** start **
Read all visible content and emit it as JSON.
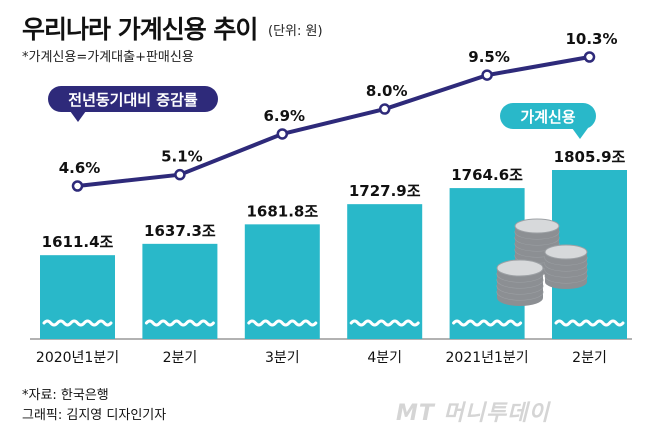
{
  "header": {
    "title": "우리나라 가계신용 추이",
    "unit": "(단위: 원)",
    "note": "*가계신용=가계대출+판매신용"
  },
  "footer": {
    "source": "*자료: 한국은행",
    "credit": "그래픽: 김지영 디자인기자",
    "brand": "MT 머니투데이"
  },
  "colors": {
    "bar": "#29b8c9",
    "line": "#2e2a7a",
    "text": "#111111"
  },
  "icons": [
    "coin-stack-icon"
  ],
  "chart_data": {
    "type": "bar",
    "categories": [
      "2020년1분기",
      "2분기",
      "3분기",
      "4분기",
      "2021년1분기",
      "2분기"
    ],
    "series": [
      {
        "name": "가계신용",
        "type": "bar",
        "values": [
          1611.4,
          1637.3,
          1681.8,
          1727.9,
          1764.6,
          1805.9
        ],
        "labels": [
          "1611.4조",
          "1637.3조",
          "1681.8조",
          "1727.9조",
          "1764.6조",
          "1805.9조"
        ]
      },
      {
        "name": "전년동기대비 증감률",
        "type": "line",
        "values": [
          4.6,
          5.1,
          6.9,
          8.0,
          9.5,
          10.3
        ],
        "labels": [
          "4.6%",
          "5.1%",
          "6.9%",
          "8.0%",
          "9.5%",
          "10.3%"
        ]
      }
    ]
  }
}
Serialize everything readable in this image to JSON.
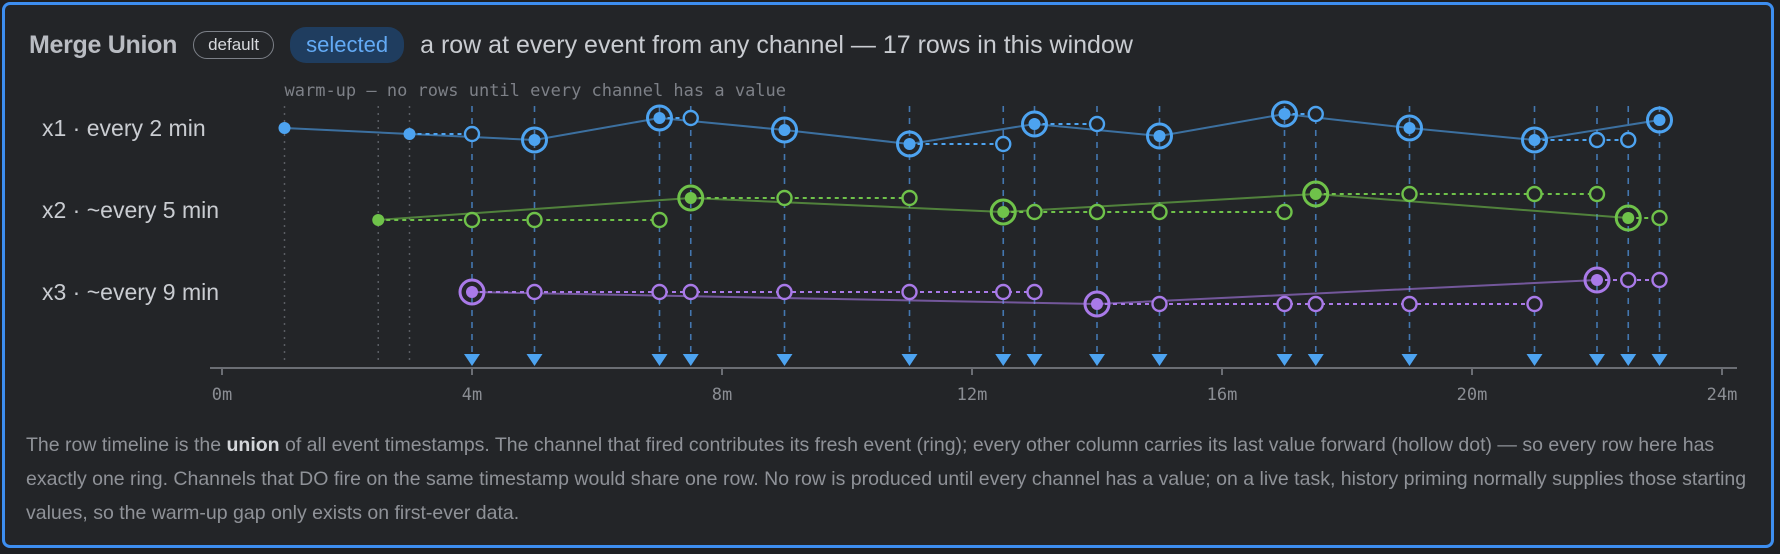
{
  "header": {
    "title": "Merge Union",
    "chip_default": "default",
    "chip_selected": "selected",
    "subtitle": "a row at every event from any channel — 17 rows in this window"
  },
  "warmup_label": "warm-up — no rows until every channel has a value",
  "axis": {
    "ticks": [
      "0m",
      "4m",
      "8m",
      "12m",
      "16m",
      "20m",
      "24m"
    ]
  },
  "colors": {
    "x1": "#4da3f0",
    "x2": "#6fc24a",
    "x3": "#a97ae8",
    "grid": "#4a86c8",
    "border": "#3d8ef0"
  },
  "chart_data": {
    "type": "timeline",
    "x_unit": "minutes",
    "x_range": [
      0,
      24
    ],
    "warmup_times": [
      1,
      2.5,
      3
    ],
    "row_times": [
      4,
      5,
      7,
      7.5,
      9,
      11,
      12.5,
      13,
      14,
      15,
      17,
      17.5,
      19,
      21,
      22,
      22.5,
      23
    ],
    "channels": [
      {
        "label": "x1 · every 2 min",
        "key": "x1",
        "fresh": [
          [
            1,
            0.5
          ],
          [
            3,
            0.35
          ],
          [
            5,
            0.2
          ],
          [
            7,
            0.75
          ],
          [
            9,
            0.45
          ],
          [
            11,
            0.1
          ],
          [
            13,
            0.6
          ],
          [
            15,
            0.3
          ],
          [
            17,
            0.85
          ],
          [
            19,
            0.5
          ],
          [
            21,
            0.2
          ],
          [
            23,
            0.7
          ]
        ]
      },
      {
        "label": "x2 · ~every 5 min",
        "key": "x2",
        "fresh": [
          [
            2.5,
            0.25
          ],
          [
            7.5,
            0.8
          ],
          [
            12.5,
            0.45
          ],
          [
            17.5,
            0.9
          ],
          [
            22.5,
            0.3
          ]
        ]
      },
      {
        "label": "x3 · ~every 9 min",
        "key": "x3",
        "fresh": [
          [
            4,
            0.5
          ],
          [
            14,
            0.2
          ],
          [
            22,
            0.8
          ]
        ]
      }
    ],
    "description_parts": [
      "The row timeline is the ",
      "union",
      " of all event timestamps. The channel that fired contributes its fresh event (ring); every other column carries its last value forward (hollow dot) — so every row here has exactly one ring. Channels that DO fire on the same timestamp would share one row. No row is produced until every channel has a value; on a live task, history priming normally supplies those starting values, so the warm-up gap only exists on first-ever data."
    ]
  }
}
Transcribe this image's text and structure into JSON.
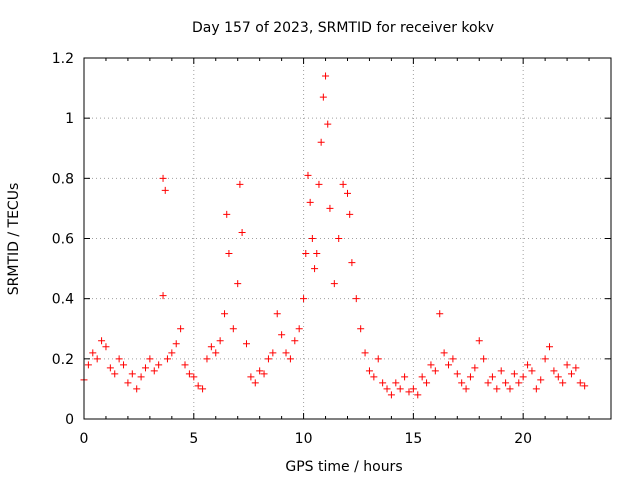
** end **
_WHAT THIS TASK INVOLVES_: Lines containing the string "text" are to be selected and copied.

_CORRECT OUTPUT_:
    "text": "#111111"
Transcribe this image's text and structure into JSON.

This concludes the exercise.